SET TASK | Gather every line that includes the word "from", please.

Dataset rows:
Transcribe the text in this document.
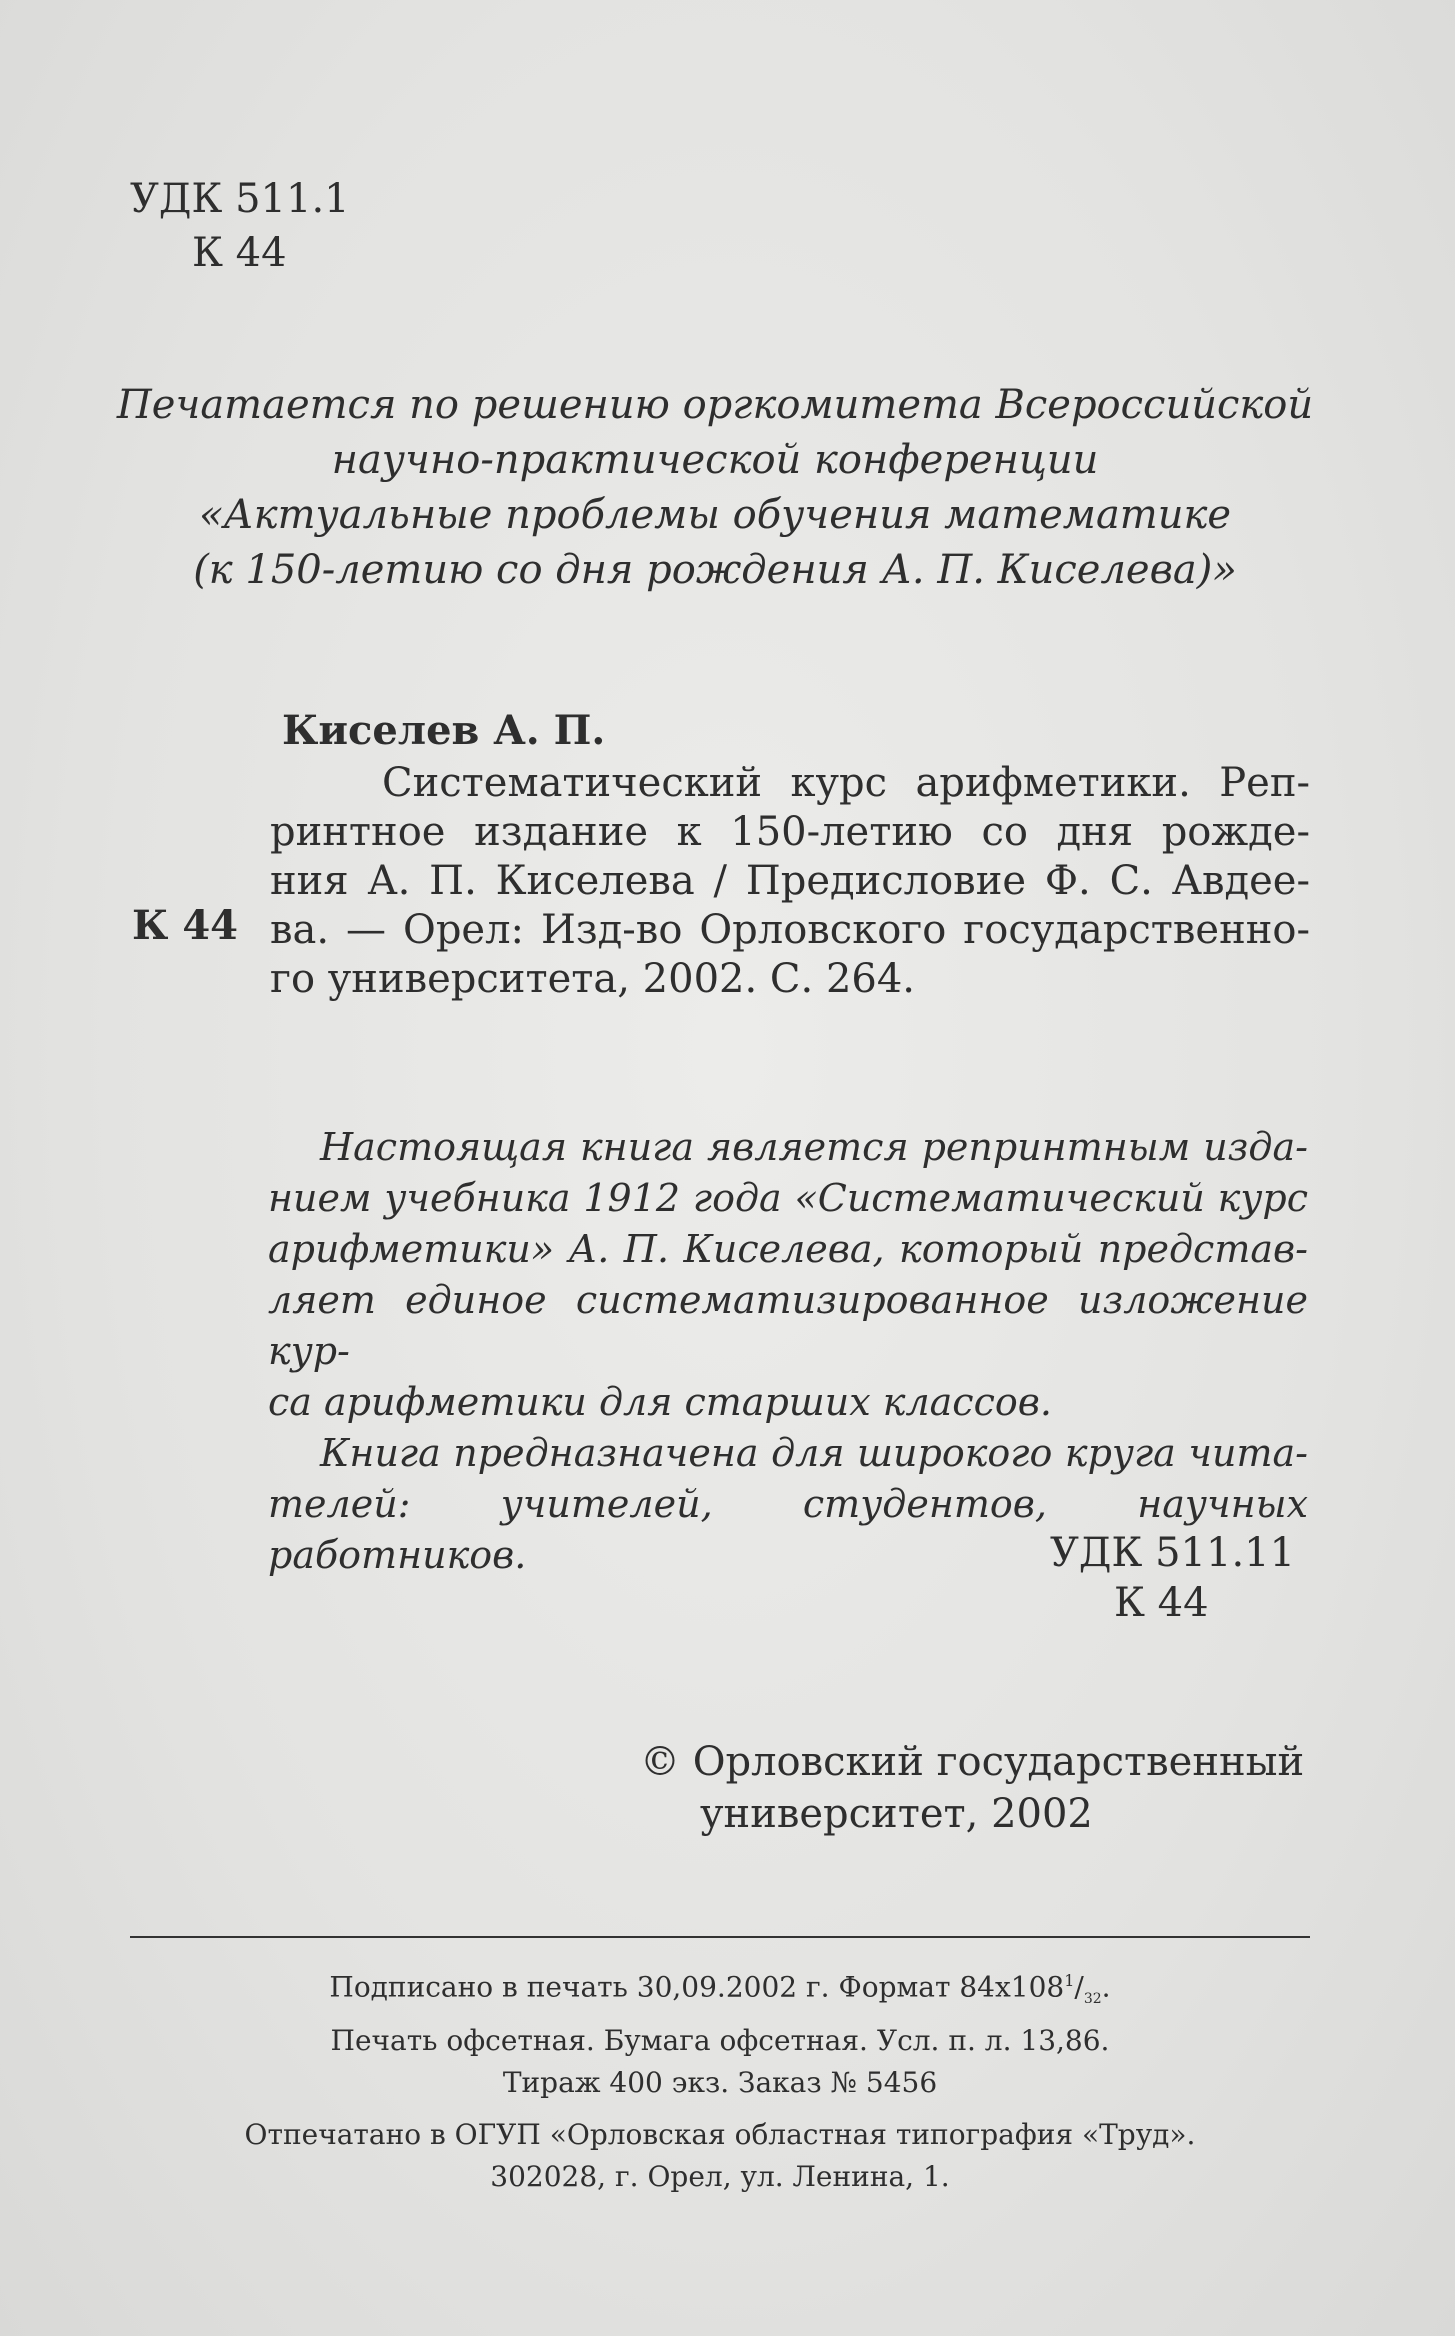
УДК 511.1
К 44
Печатается по решению оргкомитета Всероссийской
научно-практической конференции
«Актуальные проблемы обучения математике
(к 150-летию со дня рождения А. П. Киселева)»
К 44
Киселев А. П.
Систематический курс арифметики. Реп-
ринтное издание к 150-летию со дня рожде-
ния А. П. Киселева / Предисловие Ф. С. Авдее-
ва. — Орел: Изд-во Орловского государственно-
го университета, 2002. С. 264.
Настоящая книга является репринтным изда-
нием учебника 1912 года «Систематический курс
арифметики» А. П. Киселева, который представ-
ляет единое систематизированное изложение кур-
са арифметики для старших классов.
Книга предназначена для широкого круга чита-
телей: учителей, студентов, научных работников.	УДК 511.11
К 44
© Орловский государственный
университет, 2002
Подписано в печать 30,09.2002 г. Формат $84x108^1/_{32}$.
Печать офсетная. Бумага офсетная. Усл. п. л. 13,86.
Тираж 400 экз. Заказ № 5456
Отпечатано в ОГУП «Орловская областная типография «Труд».
302028, г. Орел, ул. Ленина, 1.
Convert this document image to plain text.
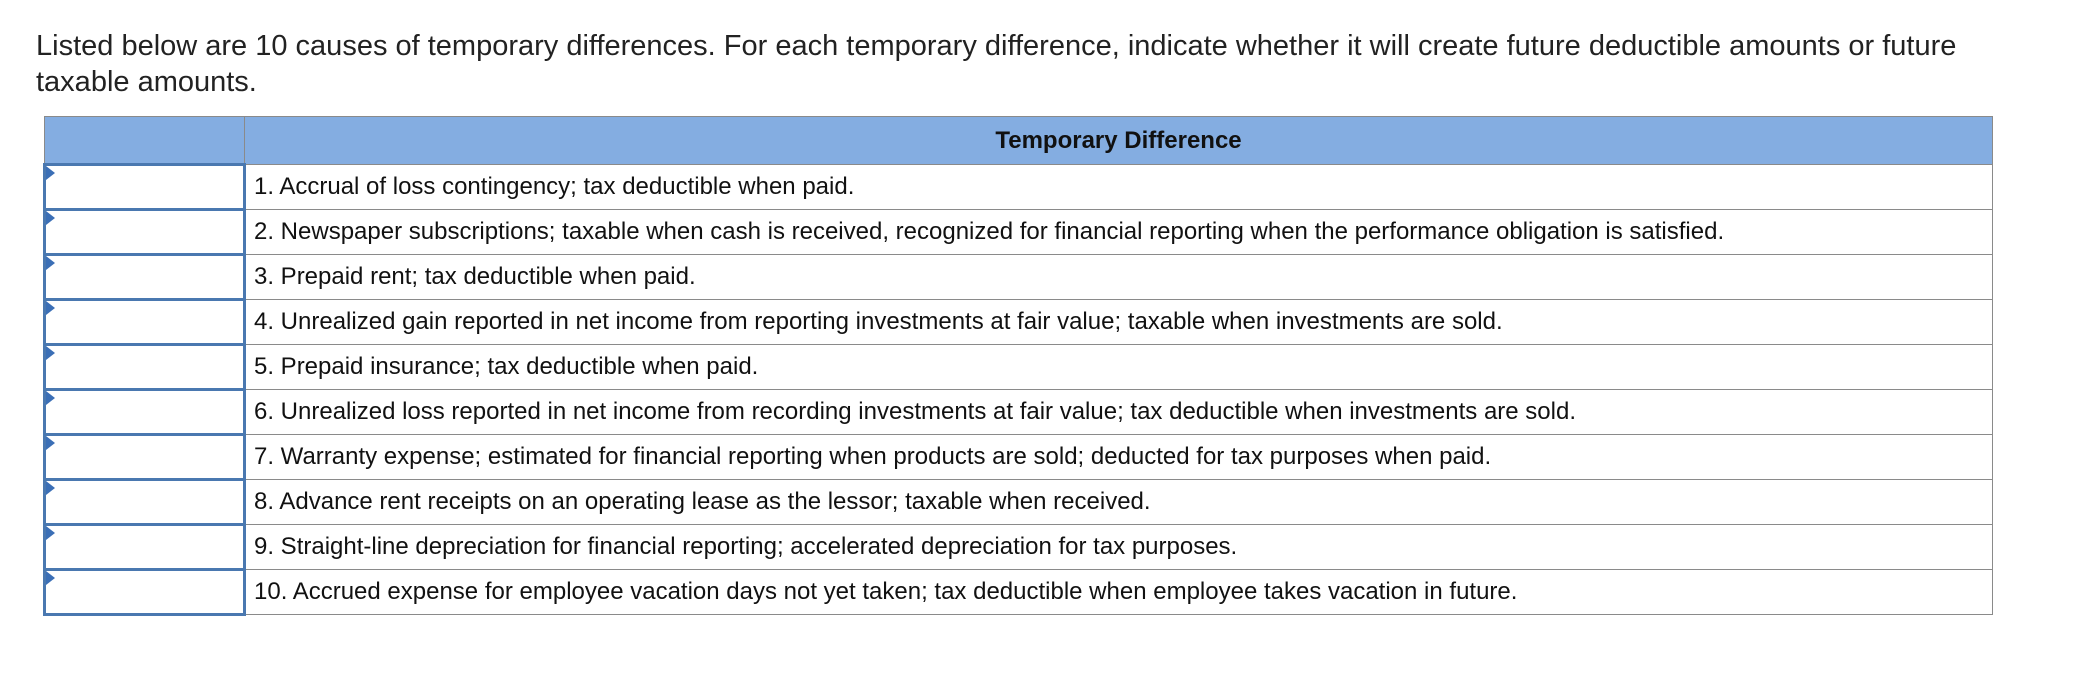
Listed below are 10 causes of temporary differences. For each temporary difference, indicate whether it will create future deductible amounts or future taxable amounts.

	Temporary Difference

	1. Accrual of loss contingency; tax deductible when paid.

	2. Newspaper subscriptions; taxable when cash is received, recognized for financial reporting when the performance obligation is satisfied.

	3. Prepaid rent; tax deductible when paid.

	4. Unrealized gain reported in net income from reporting investments at fair value; taxable when investments are sold.

	5. Prepaid insurance; tax deductible when paid.

	6. Unrealized loss reported in net income from recording investments at fair value; tax deductible when investments are sold.

	7. Warranty expense; estimated for financial reporting when products are sold; deducted for tax purposes when paid.

	8. Advance rent receipts on an operating lease as the lessor; taxable when received.

	9. Straight-line depreciation for financial reporting; accelerated depreciation for tax purposes.

	10. Accrued expense for employee vacation days not yet taken; tax deductible when employee takes vacation in future.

ANSWER IN FULL |
	4. Unrealized gain reported in net income from reporting investments at fair value; taxable when investments are sold.
	6. Unrealized loss reported in net income from recording investments at fair value; tax deductible when investments are sold.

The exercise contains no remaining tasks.